* [Given problem]:
Extract the full listing below without altering a single character.
BEGIN Data for this exercise
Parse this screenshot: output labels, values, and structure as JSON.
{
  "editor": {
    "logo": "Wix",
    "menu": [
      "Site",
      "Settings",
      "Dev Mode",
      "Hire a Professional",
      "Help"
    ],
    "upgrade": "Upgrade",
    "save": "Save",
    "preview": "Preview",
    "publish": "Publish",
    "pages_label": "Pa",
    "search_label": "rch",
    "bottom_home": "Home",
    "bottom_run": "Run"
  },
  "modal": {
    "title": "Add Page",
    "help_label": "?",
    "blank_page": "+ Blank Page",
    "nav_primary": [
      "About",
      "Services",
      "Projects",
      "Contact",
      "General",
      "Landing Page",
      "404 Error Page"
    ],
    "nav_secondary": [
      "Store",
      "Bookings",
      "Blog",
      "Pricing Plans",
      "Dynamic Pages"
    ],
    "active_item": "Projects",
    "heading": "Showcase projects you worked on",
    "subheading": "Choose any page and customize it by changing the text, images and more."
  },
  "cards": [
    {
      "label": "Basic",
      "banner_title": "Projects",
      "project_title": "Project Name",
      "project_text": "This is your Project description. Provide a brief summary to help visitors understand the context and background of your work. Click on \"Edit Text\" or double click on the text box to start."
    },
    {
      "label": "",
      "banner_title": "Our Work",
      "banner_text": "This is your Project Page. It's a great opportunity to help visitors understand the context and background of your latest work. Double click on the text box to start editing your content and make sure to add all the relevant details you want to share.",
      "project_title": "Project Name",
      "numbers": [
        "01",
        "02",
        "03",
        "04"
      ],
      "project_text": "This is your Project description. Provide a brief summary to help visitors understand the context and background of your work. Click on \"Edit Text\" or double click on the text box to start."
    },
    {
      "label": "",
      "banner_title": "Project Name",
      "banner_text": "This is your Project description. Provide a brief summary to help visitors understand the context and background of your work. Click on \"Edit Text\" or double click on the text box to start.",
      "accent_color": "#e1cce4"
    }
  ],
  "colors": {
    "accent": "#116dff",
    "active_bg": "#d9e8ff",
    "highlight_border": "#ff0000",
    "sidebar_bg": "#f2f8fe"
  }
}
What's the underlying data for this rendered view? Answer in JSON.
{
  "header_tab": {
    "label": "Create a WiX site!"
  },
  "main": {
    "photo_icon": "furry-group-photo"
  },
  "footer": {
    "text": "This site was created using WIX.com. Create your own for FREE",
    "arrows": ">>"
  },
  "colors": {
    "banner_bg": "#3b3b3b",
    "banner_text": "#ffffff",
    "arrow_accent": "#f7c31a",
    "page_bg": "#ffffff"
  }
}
END Data for this exercise
* [The output]:
Parse this screenshot: output labels, values, and structure as JSON.
{
  "editor": {
    "logo": "Wix",
    "menu": [
      "Site",
      "Settings",
      "Dev Mode",
      "Hire a Professional",
      "Help"
    ],
    "upgrade": "Upgrade",
    "save": "Save",
    "preview": "Preview",
    "publish": "Publish",
    "pages_label": "Pa",
    "search_label": "rch",
    "bottom_home": "Home",
    "bottom_run": "Run"
  },
  "modal": {
    "title": "Add Page",
    "help_label": "?",
    "blank_page": "+ Blank Page",
    "nav_primary": [
      "About",
      "Services",
      "Projects",
      "Contact",
      "General",
      "Landing Page",
      "404 Error Page"
    ],
    "nav_secondary": [
      "Store",
      "Bookings",
      "Blog",
      "Pricing Plans",
      "Dynamic Pages"
    ],
    "active_item": "Projects",
    "heading": "Showcase projects you worked on",
    "subheading": "Choose any page and customize it by changing the text, images and more."
  },
  "cards": [
    {
      "label": "Basic",
      "banner_title": "Projects",
      "project_title": "Project Name",
      "project_text": "This is your Project description. Provide a brief summary to help visitors understand the context and background of your work. Click on \"Edit Text\" or double click on the text box to start."
    },
    {
      "label": "",
      "banner_title": "Our Work",
      "banner_text": "This is your Project Page. It's a great opportunity to help visitors understand the context and background of your latest work. Double click on the text box to start editing your content and make sure to add all the relevant details you want to share.",
      "project_title": "Project Name",
      "numbers": [
        "01",
        "02",
        "03",
        "04"
      ],
      "project_text": "This is your Project description. Provide a brief summary to help visitors understand the context and background of your work. Click on \"Edit Text\" or double click on the text box to start."
    },
    {
      "label": "",
      "banner_title": "Project Name",
      "banner_text": "This is your Project description. Provide a brief summary to help visitors understand the context and background of your work. Click on \"Edit Text\" or double click on the text box to start.",
      "accent_color": "#e1cce4"
    }
  ],
  "colors": {
    "accent": "#116dff",
    "active_bg": "#d9e8ff",
    "highlight_border": "#ff0000",
    "sidebar_bg": "#f2f8fe"
  }
}
What's the underlying data for this rendered view? Answer in JSON.
{
  "header_tab": {
    "label": "Create a WiX site!"
  },
  "main": {
    "photo_icon": "furry-group-photo"
  },
  "footer": {
    "text": "This site was created using WIX.com. Create your own for FREE",
    "arrows": ">>"
  },
  "colors": {
    "banner_bg": "#3b3b3b",
    "banner_text": "#ffffff",
    "arrow_accent": "#f7c31a",
    "page_bg": "#ffffff"
  }
}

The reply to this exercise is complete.